Task description. Take each line that has the word "name" and return it.

The data.

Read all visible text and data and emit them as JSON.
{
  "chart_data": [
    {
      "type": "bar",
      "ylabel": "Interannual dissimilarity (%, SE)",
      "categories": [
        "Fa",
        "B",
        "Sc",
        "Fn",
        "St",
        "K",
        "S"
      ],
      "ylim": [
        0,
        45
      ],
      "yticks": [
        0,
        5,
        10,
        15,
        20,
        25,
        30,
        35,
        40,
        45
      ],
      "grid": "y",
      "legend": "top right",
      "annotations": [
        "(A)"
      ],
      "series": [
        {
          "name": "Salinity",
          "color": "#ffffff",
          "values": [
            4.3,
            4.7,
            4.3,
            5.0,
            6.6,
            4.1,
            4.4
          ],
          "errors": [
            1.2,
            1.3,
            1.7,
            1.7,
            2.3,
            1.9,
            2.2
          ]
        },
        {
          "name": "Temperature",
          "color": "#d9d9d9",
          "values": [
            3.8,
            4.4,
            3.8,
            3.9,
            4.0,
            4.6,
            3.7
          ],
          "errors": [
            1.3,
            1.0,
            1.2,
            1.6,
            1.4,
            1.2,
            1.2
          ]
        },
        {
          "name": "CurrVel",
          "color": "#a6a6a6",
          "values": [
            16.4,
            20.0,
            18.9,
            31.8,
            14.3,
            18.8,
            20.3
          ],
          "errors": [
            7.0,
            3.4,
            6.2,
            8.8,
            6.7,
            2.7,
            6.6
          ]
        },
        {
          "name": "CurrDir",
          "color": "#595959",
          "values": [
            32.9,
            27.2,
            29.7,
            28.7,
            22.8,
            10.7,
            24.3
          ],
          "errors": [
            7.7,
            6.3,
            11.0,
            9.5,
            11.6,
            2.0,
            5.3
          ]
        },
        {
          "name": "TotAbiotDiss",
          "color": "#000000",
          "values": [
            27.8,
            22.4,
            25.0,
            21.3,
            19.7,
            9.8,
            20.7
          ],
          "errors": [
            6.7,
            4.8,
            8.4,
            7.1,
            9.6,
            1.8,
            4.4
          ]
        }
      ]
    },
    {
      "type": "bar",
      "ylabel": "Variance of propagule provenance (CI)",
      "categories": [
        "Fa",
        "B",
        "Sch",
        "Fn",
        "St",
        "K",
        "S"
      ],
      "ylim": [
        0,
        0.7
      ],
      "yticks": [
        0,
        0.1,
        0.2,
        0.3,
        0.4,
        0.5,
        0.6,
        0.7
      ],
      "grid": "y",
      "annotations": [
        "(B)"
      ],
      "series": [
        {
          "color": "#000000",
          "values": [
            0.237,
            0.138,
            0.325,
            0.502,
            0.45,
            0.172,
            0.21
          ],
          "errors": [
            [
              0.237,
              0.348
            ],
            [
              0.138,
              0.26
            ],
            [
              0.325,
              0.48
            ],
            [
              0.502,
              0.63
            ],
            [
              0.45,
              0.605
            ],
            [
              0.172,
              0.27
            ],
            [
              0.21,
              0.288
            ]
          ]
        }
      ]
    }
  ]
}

Result for this task.
          "name": "Salinity",
          "name": "Temperature",
          "name": "CurrVel",
          "name": "CurrDir",
          "name": "TotAbiotDiss",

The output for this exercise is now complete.